Records for the task:
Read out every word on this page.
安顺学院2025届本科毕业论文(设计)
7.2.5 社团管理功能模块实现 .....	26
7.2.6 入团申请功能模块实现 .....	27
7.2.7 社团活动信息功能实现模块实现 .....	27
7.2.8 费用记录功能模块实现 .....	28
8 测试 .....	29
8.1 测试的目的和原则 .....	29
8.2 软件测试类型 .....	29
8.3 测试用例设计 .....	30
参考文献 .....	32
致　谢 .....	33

--

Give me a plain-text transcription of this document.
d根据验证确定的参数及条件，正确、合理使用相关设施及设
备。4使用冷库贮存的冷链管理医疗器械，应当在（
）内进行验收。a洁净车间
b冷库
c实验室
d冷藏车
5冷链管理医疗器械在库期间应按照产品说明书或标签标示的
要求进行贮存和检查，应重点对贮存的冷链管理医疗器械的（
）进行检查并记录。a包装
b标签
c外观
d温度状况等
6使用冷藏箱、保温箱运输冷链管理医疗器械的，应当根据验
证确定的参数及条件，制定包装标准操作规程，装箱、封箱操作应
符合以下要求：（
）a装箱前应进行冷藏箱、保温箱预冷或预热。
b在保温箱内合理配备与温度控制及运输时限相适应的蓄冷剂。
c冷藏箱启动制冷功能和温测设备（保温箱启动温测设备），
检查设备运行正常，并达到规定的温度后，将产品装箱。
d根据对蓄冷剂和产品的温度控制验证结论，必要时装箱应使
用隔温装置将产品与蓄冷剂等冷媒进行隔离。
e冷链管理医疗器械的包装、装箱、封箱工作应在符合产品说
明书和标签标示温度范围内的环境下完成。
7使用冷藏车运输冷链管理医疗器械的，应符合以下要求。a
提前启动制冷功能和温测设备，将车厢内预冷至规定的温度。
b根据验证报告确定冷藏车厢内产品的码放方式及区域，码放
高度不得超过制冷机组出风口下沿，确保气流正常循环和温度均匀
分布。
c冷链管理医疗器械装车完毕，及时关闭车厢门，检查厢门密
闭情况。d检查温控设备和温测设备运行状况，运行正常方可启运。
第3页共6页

Written task:
Scan the entries above. Copy each line that has the string "this".

Written reply:
Read out every word on this page.
Give me a plain-text transcription of this document.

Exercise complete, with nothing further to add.